**To be done**
For each line below that includes the word "tOsc", make a copy.

**Source material**
★ ★ ★
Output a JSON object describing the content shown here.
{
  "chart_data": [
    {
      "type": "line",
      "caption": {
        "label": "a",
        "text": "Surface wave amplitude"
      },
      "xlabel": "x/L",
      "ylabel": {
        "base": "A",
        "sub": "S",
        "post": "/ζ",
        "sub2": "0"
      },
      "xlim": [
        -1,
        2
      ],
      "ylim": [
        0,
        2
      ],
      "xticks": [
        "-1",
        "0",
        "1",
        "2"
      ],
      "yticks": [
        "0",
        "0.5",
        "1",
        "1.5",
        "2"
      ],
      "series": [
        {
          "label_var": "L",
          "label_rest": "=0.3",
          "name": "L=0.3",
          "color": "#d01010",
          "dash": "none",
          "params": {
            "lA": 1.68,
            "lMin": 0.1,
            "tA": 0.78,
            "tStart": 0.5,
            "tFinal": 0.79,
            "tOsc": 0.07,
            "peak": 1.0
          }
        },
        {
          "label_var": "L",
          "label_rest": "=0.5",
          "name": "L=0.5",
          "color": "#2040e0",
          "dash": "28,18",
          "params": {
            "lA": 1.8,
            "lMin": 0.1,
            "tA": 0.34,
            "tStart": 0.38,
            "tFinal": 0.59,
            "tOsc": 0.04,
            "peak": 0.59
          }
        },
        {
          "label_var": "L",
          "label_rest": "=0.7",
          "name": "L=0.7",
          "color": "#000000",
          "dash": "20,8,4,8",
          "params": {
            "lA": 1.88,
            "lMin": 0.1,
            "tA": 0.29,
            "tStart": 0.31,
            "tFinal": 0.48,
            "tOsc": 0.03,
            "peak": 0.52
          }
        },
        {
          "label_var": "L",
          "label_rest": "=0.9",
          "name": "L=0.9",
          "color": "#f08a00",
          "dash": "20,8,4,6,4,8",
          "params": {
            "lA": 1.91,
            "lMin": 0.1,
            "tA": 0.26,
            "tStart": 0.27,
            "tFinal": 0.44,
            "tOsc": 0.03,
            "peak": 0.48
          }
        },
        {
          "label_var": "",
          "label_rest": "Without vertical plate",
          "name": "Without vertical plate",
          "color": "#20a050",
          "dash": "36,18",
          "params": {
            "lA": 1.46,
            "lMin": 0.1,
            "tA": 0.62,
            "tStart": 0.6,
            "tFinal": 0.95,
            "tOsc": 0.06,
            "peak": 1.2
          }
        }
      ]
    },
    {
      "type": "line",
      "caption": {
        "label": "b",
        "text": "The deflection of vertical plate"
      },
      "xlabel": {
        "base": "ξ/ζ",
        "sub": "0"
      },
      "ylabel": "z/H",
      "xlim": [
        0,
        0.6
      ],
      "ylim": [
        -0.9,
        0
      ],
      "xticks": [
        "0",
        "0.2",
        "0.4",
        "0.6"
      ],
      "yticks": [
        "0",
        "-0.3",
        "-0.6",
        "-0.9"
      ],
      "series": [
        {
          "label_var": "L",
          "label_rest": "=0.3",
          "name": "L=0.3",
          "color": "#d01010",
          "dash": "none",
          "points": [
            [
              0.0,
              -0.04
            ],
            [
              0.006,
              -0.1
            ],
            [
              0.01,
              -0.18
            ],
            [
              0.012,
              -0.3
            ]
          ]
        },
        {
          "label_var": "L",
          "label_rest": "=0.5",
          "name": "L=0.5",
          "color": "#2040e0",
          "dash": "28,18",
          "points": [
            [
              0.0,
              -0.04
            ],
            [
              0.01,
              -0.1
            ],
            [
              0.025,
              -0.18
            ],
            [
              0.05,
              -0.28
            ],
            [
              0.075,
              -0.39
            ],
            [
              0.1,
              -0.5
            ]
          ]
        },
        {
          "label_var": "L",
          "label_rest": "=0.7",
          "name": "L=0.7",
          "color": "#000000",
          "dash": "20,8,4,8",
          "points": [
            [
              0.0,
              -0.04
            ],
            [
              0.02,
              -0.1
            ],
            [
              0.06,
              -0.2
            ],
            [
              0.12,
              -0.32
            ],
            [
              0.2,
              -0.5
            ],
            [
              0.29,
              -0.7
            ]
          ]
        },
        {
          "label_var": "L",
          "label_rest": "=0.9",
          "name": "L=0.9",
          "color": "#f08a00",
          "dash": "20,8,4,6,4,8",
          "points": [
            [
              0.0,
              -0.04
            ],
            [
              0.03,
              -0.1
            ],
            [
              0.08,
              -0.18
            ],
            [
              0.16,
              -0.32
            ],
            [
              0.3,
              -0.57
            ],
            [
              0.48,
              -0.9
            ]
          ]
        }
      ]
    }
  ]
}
★ ★ ★
**Reply**
            "tOsc": 0.07,
            "tOsc": 0.04,
            "tOsc": 0.03,
            "tOsc": 0.03,
            "tOsc": 0.06,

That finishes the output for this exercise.